Task material >>
---

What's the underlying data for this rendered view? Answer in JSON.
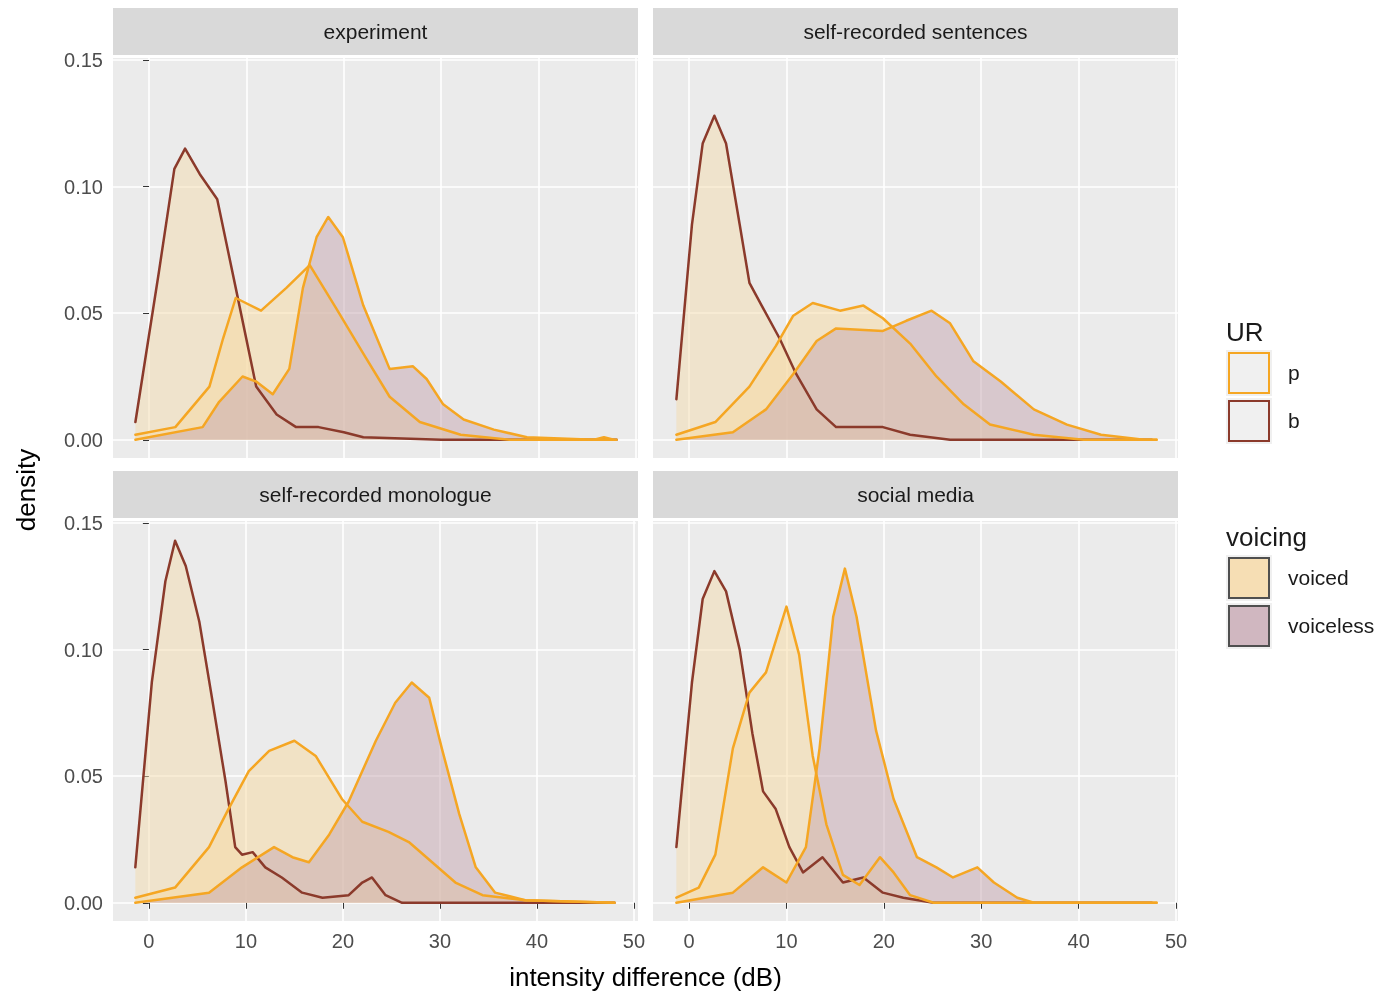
{
  "chart_data": [
    {
      "type": "area",
      "title": "experiment",
      "xlabel": "intensity difference (dB)",
      "ylabel": "density",
      "xlim": [
        -3.7,
        50.2
      ],
      "ylim": [
        -0.0072,
        0.1508
      ],
      "xticks": [
        0,
        10,
        20,
        30,
        40,
        50
      ],
      "yticks": [
        {
          "value": 0,
          "label": "0.00"
        },
        {
          "value": 0.05,
          "label": "0.05"
        },
        {
          "value": 0.1,
          "label": "0.10"
        },
        {
          "value": 0.15,
          "label": "0.15"
        }
      ],
      "grid": true,
      "tick_labels": "y",
      "series": [
        {
          "color": "#f4dcae",
          "x": [
            -1.4,
            1.0,
            2.6,
            3.7,
            5.2,
            7.0,
            8.9,
            11,
            13.1,
            15.1,
            17.4,
            20,
            22,
            30,
            40,
            48
          ],
          "values": [
            0.007,
            0.066,
            0.107,
            0.115,
            0.105,
            0.095,
            0.06,
            0.021,
            0.01,
            0.005,
            0.005,
            0.003,
            0.001,
            0,
            0,
            0
          ]
        },
        {
          "color": "#f8d9a0",
          "x": [
            -1.4,
            2.7,
            6.2,
            7.6,
            8.9,
            11.5,
            14.1,
            16.5,
            19.2,
            22,
            24.7,
            27.8,
            32,
            37,
            48
          ],
          "values": [
            0.002,
            0.005,
            0.021,
            0.04,
            0.056,
            0.051,
            0.06,
            0.069,
            0.052,
            0.034,
            0.017,
            0.007,
            0.002,
            0,
            0
          ]
        },
        {
          "color": "#c6a5b0",
          "x": [
            -1.4,
            5.5,
            7.2,
            9.6,
            11,
            12.7,
            14.4,
            15.8,
            17.2,
            18.4,
            19.9,
            22,
            24.7,
            27.1,
            28.5,
            30.2,
            32.3,
            35.4,
            38.8,
            45.7,
            46.7,
            47.7
          ],
          "values": [
            0,
            0.005,
            0.015,
            0.025,
            0.023,
            0.018,
            0.028,
            0.06,
            0.08,
            0.088,
            0.08,
            0.053,
            0.028,
            0.029,
            0.024,
            0.014,
            0.008,
            0.004,
            0.001,
            0,
            0.001,
            0
          ]
        }
      ]
    },
    {
      "type": "area",
      "title": "self-recorded sentences",
      "xlim": [
        -3.7,
        50.2
      ],
      "ylim": [
        -0.0072,
        0.1508
      ],
      "xticks": [
        0,
        10,
        20,
        30,
        40,
        50
      ],
      "yticks": [
        0,
        0.05,
        0.1,
        0.15
      ],
      "grid": true,
      "tick_labels": false,
      "series": [
        {
          "color": "#f4dcae",
          "x": [
            -1.3,
            0.3,
            1.4,
            2.6,
            3.8,
            5.2,
            6.2,
            7.6,
            9.3,
            11,
            13.1,
            15.1,
            17.9,
            19.9,
            22.7,
            26.8,
            47.5
          ],
          "values": [
            0.016,
            0.085,
            0.117,
            0.128,
            0.117,
            0.085,
            0.062,
            0.052,
            0.04,
            0.026,
            0.012,
            0.005,
            0.005,
            0.005,
            0.002,
            0,
            0
          ]
        },
        {
          "color": "#f8d9a0",
          "x": [
            -1.3,
            2.7,
            6.2,
            8.9,
            10.7,
            12.7,
            15.5,
            17.9,
            19.9,
            22.7,
            25.4,
            28.2,
            30.9,
            35.4,
            40.5,
            48
          ],
          "values": [
            0.002,
            0.007,
            0.021,
            0.037,
            0.049,
            0.054,
            0.051,
            0.053,
            0.048,
            0.038,
            0.025,
            0.014,
            0.006,
            0.002,
            0,
            0
          ]
        },
        {
          "color": "#c6a5b0",
          "x": [
            -1.3,
            4.5,
            7.9,
            10.7,
            13.1,
            15.1,
            19.9,
            22.3,
            24.9,
            26.8,
            29.2,
            32,
            35.4,
            38.8,
            42.3,
            46.7,
            48
          ],
          "values": [
            0,
            0.003,
            0.012,
            0.026,
            0.039,
            0.044,
            0.043,
            0.047,
            0.051,
            0.046,
            0.031,
            0.023,
            0.012,
            0.006,
            0.002,
            0,
            0
          ]
        }
      ]
    },
    {
      "type": "area",
      "title": "self-recorded monologue",
      "xlim": [
        -3.7,
        50.2
      ],
      "ylim": [
        -0.0072,
        0.1508
      ],
      "xticks": [
        0,
        10,
        20,
        30,
        40,
        50
      ],
      "yticks": [
        {
          "value": 0,
          "label": "0.00"
        },
        {
          "value": 0.05,
          "label": "0.05"
        },
        {
          "value": 0.1,
          "label": "0.10"
        },
        {
          "value": 0.15,
          "label": "0.15"
        }
      ],
      "grid": true,
      "series": [
        {
          "color": "#f4dcae",
          "x": [
            -1.4,
            0.3,
            1.7,
            2.7,
            3.8,
            5.2,
            6.5,
            7.9,
            8.9,
            9.6,
            10.7,
            12,
            13.7,
            15.8,
            17.9,
            20.6,
            22,
            23,
            24.4,
            26.1,
            48
          ],
          "values": [
            0.014,
            0.087,
            0.127,
            0.143,
            0.133,
            0.111,
            0.081,
            0.048,
            0.022,
            0.019,
            0.02,
            0.014,
            0.01,
            0.004,
            0.002,
            0.003,
            0.008,
            0.01,
            0.003,
            0,
            0
          ]
        },
        {
          "color": "#f8d9a0",
          "x": [
            -1.4,
            2.7,
            6.2,
            8.2,
            10.3,
            12.4,
            15,
            17.2,
            19.9,
            22,
            24.7,
            26.8,
            29.2,
            31.6,
            34.4,
            38.8,
            48
          ],
          "values": [
            0.002,
            0.006,
            0.022,
            0.037,
            0.052,
            0.06,
            0.064,
            0.058,
            0.041,
            0.032,
            0.028,
            0.024,
            0.016,
            0.008,
            0.003,
            0.001,
            0
          ]
        },
        {
          "color": "#c6a5b0",
          "x": [
            -1.4,
            6.2,
            9.6,
            12.9,
            14.8,
            16.5,
            18.6,
            20.6,
            23.4,
            25.4,
            27.1,
            28.9,
            30.2,
            32,
            33.7,
            35.7,
            38.8,
            48
          ],
          "values": [
            0,
            0.004,
            0.014,
            0.022,
            0.018,
            0.016,
            0.027,
            0.04,
            0.064,
            0.079,
            0.087,
            0.081,
            0.061,
            0.035,
            0.014,
            0.004,
            0.001,
            0
          ]
        }
      ]
    },
    {
      "type": "area",
      "title": "social media",
      "xlim": [
        -3.7,
        50.2
      ],
      "ylim": [
        -0.0072,
        0.1508
      ],
      "xticks": [
        0,
        10,
        20,
        30,
        40,
        50
      ],
      "yticks": [
        0,
        0.05,
        0.1,
        0.15
      ],
      "grid": true,
      "tick_labels": "x",
      "series": [
        {
          "color": "#f4dcae",
          "x": [
            -1.3,
            0.3,
            1.4,
            2.6,
            3.8,
            5.2,
            6.5,
            7.6,
            8.9,
            10.3,
            11.7,
            13.7,
            15.8,
            17.9,
            19.9,
            22,
            25.1,
            47.5
          ],
          "values": [
            0.022,
            0.087,
            0.12,
            0.131,
            0.123,
            0.1,
            0.067,
            0.044,
            0.037,
            0.022,
            0.012,
            0.018,
            0.008,
            0.01,
            0.004,
            0.002,
            0,
            0
          ]
        },
        {
          "color": "#f8d9a0",
          "x": [
            -1.3,
            1,
            2.7,
            4.5,
            6.2,
            7.9,
            10,
            11.3,
            12.7,
            14.1,
            15.8,
            17.5,
            19.6,
            21,
            22.7,
            25.1,
            48
          ],
          "values": [
            0.002,
            0.006,
            0.019,
            0.061,
            0.083,
            0.091,
            0.117,
            0.098,
            0.058,
            0.031,
            0.011,
            0.007,
            0.018,
            0.012,
            0.003,
            0,
            0
          ]
        },
        {
          "color": "#c6a5b0",
          "x": [
            -1.3,
            4.5,
            7.6,
            10,
            12,
            13.4,
            14.8,
            16,
            17.2,
            19.2,
            21,
            23.4,
            25.4,
            27.1,
            29.6,
            31.3,
            33.7,
            35.4,
            48
          ],
          "values": [
            0,
            0.004,
            0.014,
            0.008,
            0.022,
            0.061,
            0.113,
            0.132,
            0.113,
            0.068,
            0.041,
            0.018,
            0.014,
            0.01,
            0.014,
            0.008,
            0.002,
            0,
            0
          ]
        }
      ]
    },
    {
      "type": "other",
      "annotations": [
        "UR",
        "voicing"
      ],
      "series": [
        {
          "name": "p",
          "color": "#f5a623"
        },
        {
          "name": "b",
          "color": "#8b3a2b"
        },
        {
          "name": "voiced",
          "color": "#f8d9a0"
        },
        {
          "name": "voiceless",
          "color": "#c6a5b0"
        }
      ]
    }
  ]
}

---

Challenge >>
Show every line of the listing in which the string "title" can be found.

Solution to this problem >>
      "title": "experiment",
      "title": "self-recorded sentences",
      "title": "self-recorded monologue",
      "title": "social media",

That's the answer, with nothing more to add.